THE PROBLEM: Put the lines of the material, from its first line through the line containing "form-col-category: Категория *", into a numbered list, leaving out any blank lines.
□ □ □ □ □
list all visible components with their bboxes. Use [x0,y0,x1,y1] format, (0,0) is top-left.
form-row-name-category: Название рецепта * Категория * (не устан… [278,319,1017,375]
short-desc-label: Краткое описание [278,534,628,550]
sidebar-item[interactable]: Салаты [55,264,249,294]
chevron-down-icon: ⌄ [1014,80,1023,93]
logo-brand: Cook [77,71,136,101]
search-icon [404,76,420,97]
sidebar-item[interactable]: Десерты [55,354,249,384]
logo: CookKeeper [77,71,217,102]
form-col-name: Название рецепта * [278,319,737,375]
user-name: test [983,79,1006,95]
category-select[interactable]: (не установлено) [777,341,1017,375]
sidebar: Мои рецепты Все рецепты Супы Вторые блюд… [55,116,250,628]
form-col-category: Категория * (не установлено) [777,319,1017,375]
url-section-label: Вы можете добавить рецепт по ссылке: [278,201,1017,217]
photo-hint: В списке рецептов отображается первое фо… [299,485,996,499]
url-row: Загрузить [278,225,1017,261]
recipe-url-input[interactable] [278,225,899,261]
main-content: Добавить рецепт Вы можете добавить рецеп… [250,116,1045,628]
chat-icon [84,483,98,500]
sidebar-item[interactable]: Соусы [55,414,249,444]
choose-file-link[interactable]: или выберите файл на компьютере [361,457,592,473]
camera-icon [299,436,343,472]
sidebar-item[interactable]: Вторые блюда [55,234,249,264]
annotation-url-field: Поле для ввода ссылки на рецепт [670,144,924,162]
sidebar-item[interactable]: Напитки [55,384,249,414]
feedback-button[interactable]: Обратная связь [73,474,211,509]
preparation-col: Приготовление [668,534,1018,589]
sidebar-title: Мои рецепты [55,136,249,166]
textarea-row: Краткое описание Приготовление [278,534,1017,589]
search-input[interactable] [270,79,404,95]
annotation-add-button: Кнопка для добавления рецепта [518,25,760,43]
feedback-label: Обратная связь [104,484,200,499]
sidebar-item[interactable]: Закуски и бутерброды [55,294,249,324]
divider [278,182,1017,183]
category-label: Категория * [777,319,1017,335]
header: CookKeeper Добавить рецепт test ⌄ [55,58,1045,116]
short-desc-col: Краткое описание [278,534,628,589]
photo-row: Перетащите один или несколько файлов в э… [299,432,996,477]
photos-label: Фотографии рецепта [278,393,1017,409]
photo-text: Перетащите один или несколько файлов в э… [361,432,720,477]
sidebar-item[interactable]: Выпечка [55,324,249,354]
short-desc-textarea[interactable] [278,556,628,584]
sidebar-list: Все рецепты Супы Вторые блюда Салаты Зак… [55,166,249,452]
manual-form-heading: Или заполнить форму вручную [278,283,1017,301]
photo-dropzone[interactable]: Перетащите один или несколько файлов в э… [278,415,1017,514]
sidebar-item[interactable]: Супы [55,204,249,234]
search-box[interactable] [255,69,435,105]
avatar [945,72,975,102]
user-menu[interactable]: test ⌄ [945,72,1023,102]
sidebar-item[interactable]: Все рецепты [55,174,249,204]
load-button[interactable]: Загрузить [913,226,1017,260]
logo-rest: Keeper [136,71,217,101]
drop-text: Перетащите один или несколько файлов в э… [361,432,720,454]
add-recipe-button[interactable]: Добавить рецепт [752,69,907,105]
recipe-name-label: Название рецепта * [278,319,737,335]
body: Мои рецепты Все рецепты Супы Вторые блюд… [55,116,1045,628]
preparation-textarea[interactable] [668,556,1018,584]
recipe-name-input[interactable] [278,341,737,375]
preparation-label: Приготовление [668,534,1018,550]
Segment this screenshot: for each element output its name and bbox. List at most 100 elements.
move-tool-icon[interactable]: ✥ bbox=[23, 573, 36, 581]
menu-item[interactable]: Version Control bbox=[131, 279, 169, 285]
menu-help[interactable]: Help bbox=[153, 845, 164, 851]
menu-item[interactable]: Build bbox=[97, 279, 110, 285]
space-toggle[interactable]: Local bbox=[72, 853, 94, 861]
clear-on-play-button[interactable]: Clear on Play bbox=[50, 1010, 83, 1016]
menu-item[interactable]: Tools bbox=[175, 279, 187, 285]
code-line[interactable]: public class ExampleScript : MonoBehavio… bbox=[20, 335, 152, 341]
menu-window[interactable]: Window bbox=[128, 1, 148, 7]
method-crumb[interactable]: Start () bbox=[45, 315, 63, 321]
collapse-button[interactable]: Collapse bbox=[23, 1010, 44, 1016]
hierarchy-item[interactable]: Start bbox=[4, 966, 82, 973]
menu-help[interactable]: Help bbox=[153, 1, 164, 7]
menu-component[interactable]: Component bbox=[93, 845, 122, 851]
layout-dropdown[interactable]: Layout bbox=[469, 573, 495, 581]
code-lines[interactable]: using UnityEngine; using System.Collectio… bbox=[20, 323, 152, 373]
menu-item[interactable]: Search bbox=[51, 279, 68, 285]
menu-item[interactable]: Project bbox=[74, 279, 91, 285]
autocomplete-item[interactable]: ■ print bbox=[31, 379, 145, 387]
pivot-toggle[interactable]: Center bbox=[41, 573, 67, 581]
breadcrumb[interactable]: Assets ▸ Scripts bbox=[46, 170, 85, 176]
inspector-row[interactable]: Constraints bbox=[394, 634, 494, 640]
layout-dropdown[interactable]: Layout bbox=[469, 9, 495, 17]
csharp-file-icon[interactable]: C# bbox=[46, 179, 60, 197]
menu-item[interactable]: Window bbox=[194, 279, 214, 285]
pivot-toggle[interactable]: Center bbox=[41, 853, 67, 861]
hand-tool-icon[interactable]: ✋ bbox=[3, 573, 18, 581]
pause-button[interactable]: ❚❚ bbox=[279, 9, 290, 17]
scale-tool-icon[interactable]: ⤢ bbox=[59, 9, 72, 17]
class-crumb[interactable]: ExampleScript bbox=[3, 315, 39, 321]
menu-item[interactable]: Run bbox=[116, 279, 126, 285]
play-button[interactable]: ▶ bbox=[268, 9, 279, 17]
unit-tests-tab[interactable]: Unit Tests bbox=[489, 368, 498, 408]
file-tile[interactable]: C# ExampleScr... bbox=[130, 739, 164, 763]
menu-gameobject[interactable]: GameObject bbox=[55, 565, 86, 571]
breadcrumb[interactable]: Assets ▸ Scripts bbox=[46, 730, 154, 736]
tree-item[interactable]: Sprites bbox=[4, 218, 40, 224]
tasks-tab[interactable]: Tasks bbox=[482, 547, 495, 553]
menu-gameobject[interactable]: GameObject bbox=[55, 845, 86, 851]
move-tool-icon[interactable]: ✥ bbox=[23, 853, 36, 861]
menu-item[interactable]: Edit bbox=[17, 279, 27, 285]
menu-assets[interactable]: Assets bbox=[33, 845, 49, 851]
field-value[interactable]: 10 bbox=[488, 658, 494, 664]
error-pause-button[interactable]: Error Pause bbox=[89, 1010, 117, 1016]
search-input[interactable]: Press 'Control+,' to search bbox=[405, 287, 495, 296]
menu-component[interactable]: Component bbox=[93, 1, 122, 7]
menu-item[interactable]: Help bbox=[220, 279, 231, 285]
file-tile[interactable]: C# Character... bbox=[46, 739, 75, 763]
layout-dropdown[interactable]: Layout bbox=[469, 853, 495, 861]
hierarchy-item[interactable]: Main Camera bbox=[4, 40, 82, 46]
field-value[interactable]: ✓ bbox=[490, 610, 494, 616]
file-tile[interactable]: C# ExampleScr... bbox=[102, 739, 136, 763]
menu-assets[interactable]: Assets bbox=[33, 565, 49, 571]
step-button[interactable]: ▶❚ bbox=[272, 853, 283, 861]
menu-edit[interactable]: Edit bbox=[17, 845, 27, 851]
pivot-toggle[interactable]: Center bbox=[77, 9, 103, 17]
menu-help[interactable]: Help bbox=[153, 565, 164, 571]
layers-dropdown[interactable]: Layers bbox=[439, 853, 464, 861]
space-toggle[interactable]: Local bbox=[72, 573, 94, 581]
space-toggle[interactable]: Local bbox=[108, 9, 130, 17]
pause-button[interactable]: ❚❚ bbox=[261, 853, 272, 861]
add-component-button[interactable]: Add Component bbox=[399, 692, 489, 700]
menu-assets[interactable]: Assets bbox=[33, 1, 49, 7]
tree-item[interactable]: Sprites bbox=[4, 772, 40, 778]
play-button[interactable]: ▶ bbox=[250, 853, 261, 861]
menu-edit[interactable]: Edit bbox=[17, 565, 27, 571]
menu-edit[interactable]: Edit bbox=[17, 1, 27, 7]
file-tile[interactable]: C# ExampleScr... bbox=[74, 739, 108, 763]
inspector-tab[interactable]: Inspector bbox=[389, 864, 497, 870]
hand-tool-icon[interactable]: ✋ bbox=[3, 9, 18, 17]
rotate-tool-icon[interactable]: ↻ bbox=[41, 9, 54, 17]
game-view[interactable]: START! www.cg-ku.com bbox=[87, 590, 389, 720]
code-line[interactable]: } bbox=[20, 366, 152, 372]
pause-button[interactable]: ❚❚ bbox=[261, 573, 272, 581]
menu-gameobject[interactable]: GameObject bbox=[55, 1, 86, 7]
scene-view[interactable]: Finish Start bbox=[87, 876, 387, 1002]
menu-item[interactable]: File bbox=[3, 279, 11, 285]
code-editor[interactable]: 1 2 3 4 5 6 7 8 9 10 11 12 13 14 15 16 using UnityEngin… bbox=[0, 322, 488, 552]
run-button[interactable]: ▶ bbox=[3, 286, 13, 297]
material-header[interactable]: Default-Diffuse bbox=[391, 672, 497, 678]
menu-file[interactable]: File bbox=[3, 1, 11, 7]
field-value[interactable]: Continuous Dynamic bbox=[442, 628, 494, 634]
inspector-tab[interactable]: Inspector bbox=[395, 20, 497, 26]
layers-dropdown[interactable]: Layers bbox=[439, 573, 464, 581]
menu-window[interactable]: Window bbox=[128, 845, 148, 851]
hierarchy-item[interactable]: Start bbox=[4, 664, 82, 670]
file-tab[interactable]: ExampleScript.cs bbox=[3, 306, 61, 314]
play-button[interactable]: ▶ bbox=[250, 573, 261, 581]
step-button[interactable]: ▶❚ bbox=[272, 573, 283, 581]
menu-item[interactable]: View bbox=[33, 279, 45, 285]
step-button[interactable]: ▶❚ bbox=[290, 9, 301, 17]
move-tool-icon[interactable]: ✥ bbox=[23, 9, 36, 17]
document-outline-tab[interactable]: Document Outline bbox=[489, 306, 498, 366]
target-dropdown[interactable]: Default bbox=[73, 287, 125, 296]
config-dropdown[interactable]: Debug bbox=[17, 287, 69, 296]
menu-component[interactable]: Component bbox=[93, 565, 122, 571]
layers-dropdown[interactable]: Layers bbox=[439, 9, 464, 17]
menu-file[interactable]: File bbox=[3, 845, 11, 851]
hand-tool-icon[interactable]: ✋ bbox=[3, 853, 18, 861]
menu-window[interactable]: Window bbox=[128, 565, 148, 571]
□ □ □ □ □
PROBLEM SOLUTION:
1. list all visible components with their bboxes. Use [x0,y0,x1,y1] format, (0,0) is top-left.
2. form-row-name-category: Название рецепта * Категория * (не устан… [278,319,1017,375]
3. short-desc-label: Краткое описание [278,534,628,550]
4. sidebar-item[interactable]: Салаты [55,264,249,294]
5. chevron-down-icon: ⌄ [1014,80,1023,93]
6. logo-brand: Cook [77,71,136,101]
7. search-icon [404,76,420,97]
8. sidebar-item[interactable]: Десерты [55,354,249,384]
9. logo: CookKeeper [77,71,217,102]
10. form-col-name: Название рецепта * [278,319,737,375]
11. user-name: test [983,79,1006,95]
12. category-select[interactable]: (не установлено) [777,341,1017,375]
13. sidebar: Мои рецепты Все рецепты Супы Вторые блюд… [55,116,250,628]
14. form-col-category: Категория * (не установлено) [777,319,1017,375]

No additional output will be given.